→ **PROVIDED RECORDS**:
__________
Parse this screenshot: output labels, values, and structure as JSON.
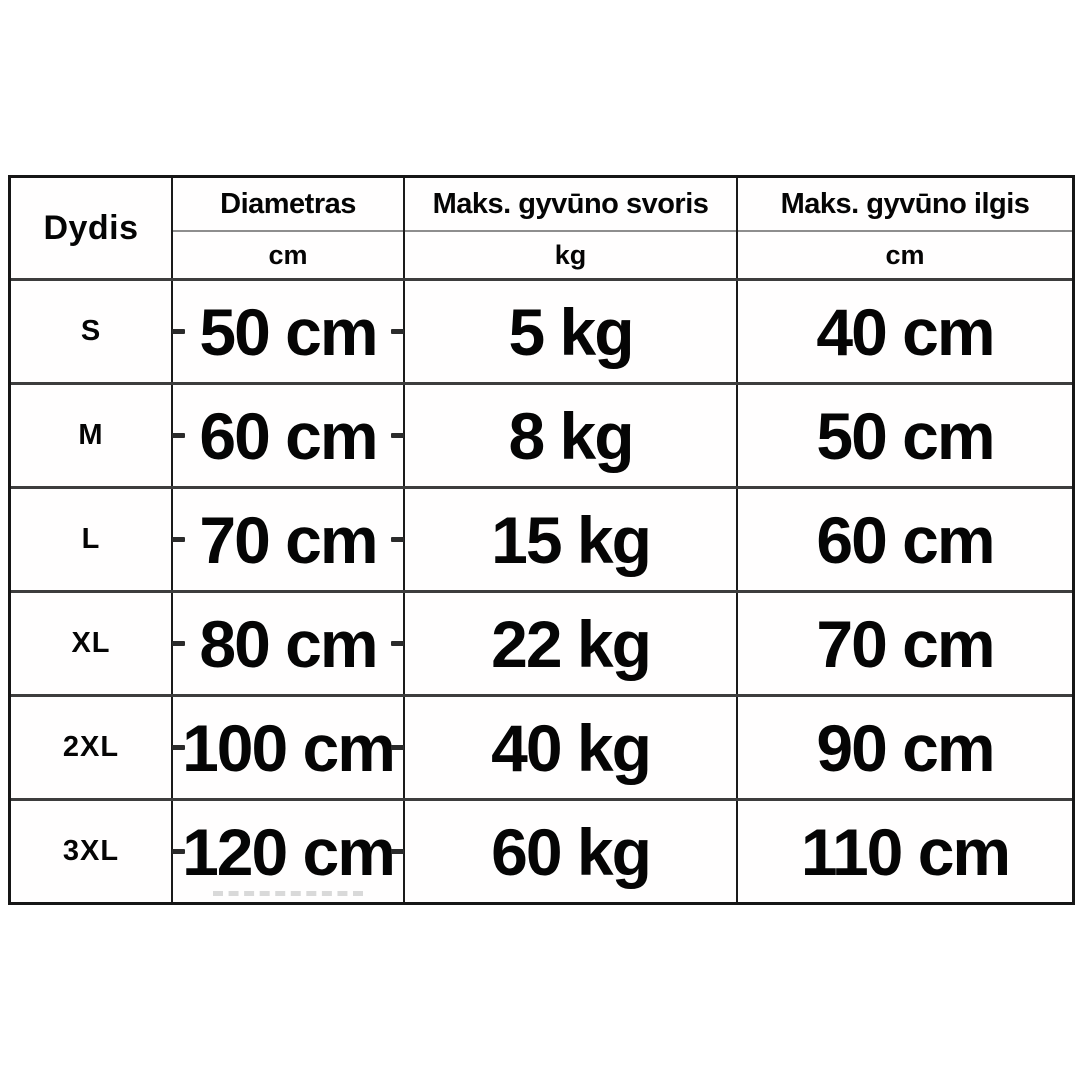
{
  "accent_colors": {
    "grid_vertical": "#1a1a1a",
    "grid_horizontal": "#3d3d3d",
    "header_divider": "#8e8e8e",
    "text": "#050505",
    "background": "#ffffff"
  },
  "chart_data": {
    "type": "table",
    "columns": [
      {
        "label": "Dydis",
        "unit": ""
      },
      {
        "label": "Diametras",
        "unit": "cm"
      },
      {
        "label": "Maks. gyvūno svoris",
        "unit": "kg"
      },
      {
        "label": "Maks. gyvūno ilgis",
        "unit": "cm"
      }
    ],
    "rows": [
      [
        "S",
        "50 cm",
        "5 kg",
        "40 cm"
      ],
      [
        "M",
        "60 cm",
        "8 kg",
        "50 cm"
      ],
      [
        "L",
        "70 cm",
        "15 kg",
        "60 cm"
      ],
      [
        "XL",
        "80 cm",
        "22 kg",
        "70 cm"
      ],
      [
        "2XL",
        "100 cm",
        "40 kg",
        "90 cm"
      ],
      [
        "3XL",
        "120 cm",
        "60 kg",
        "110 cm"
      ]
    ]
  }
}
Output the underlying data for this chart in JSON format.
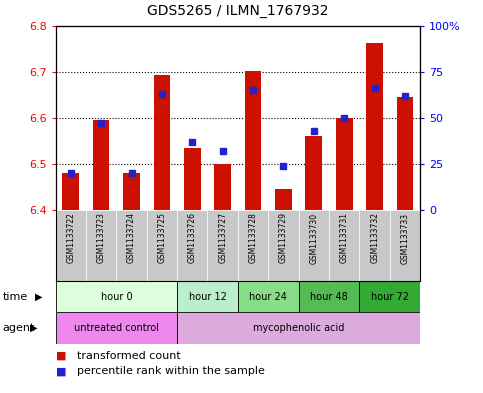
{
  "title": "GDS5265 / ILMN_1767932",
  "samples": [
    "GSM1133722",
    "GSM1133723",
    "GSM1133724",
    "GSM1133725",
    "GSM1133726",
    "GSM1133727",
    "GSM1133728",
    "GSM1133729",
    "GSM1133730",
    "GSM1133731",
    "GSM1133732",
    "GSM1133733"
  ],
  "transformed_count": [
    6.48,
    6.595,
    6.48,
    6.693,
    6.535,
    6.5,
    6.702,
    6.445,
    6.56,
    6.6,
    6.762,
    6.645
  ],
  "percentile_rank": [
    20,
    47,
    20,
    63,
    37,
    32,
    65,
    24,
    43,
    50,
    66,
    62
  ],
  "ymin": 6.4,
  "ymax": 6.8,
  "yticks": [
    6.4,
    6.5,
    6.6,
    6.7,
    6.8
  ],
  "right_yticks": [
    0,
    25,
    50,
    75,
    100
  ],
  "bar_color": "#cc1100",
  "dot_color": "#2222cc",
  "bar_bottom": 6.4,
  "time_groups": [
    {
      "label": "hour 0",
      "start": 0,
      "end": 4
    },
    {
      "label": "hour 12",
      "start": 4,
      "end": 6
    },
    {
      "label": "hour 24",
      "start": 6,
      "end": 8
    },
    {
      "label": "hour 48",
      "start": 8,
      "end": 10
    },
    {
      "label": "hour 72",
      "start": 10,
      "end": 12
    }
  ],
  "time_colors": [
    "#ddffdd",
    "#bbeecc",
    "#88dd88",
    "#55bb55",
    "#33aa33"
  ],
  "agent_groups": [
    {
      "label": "untreated control",
      "start": 0,
      "end": 4
    },
    {
      "label": "mycophenolic acid",
      "start": 4,
      "end": 12
    }
  ],
  "agent_colors": [
    "#ee88ee",
    "#ddaadd"
  ],
  "bg_color": "#ffffff"
}
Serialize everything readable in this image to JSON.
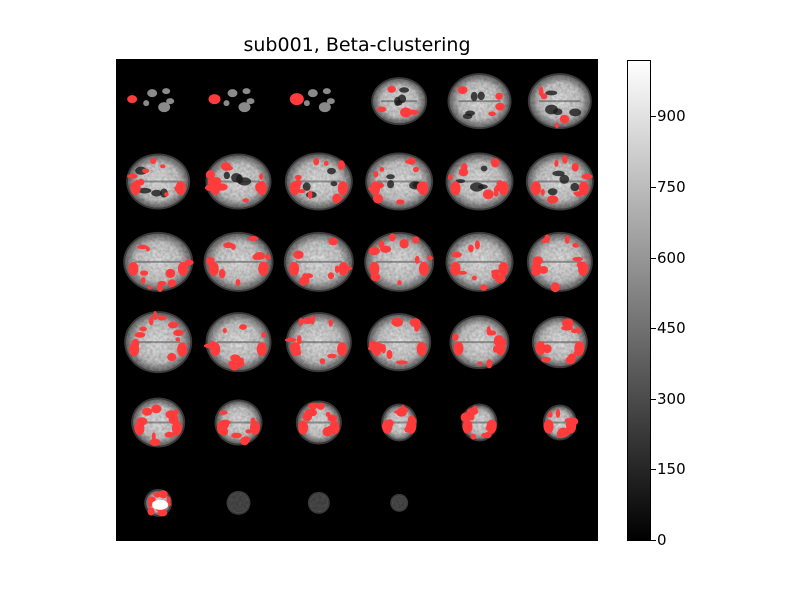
{
  "chart_data": {
    "type": "heatmap",
    "title": "sub001, Beta-clustering",
    "colorbar": {
      "colormap": "gray",
      "range": [
        0,
        1020
      ],
      "ticks": [
        0,
        150,
        300,
        450,
        600,
        750,
        900
      ],
      "tick_labels": [
        "0",
        "150",
        "300",
        "450",
        "600",
        "750",
        "900"
      ]
    },
    "mosaic": {
      "rows": 6,
      "cols": 6,
      "slices_shown": 34,
      "overlay_color": "#ff3b3b",
      "background_color": "#000000"
    },
    "axes": {
      "xticks": "off",
      "yticks": "off"
    }
  }
}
__________
Gather all lines where the word "JSON" appears.

Parse this screenshot: output labels, values, and structure as JSON.
Output the underlying data for this chart in JSON format.
Serialize everything readable in this image to JSON.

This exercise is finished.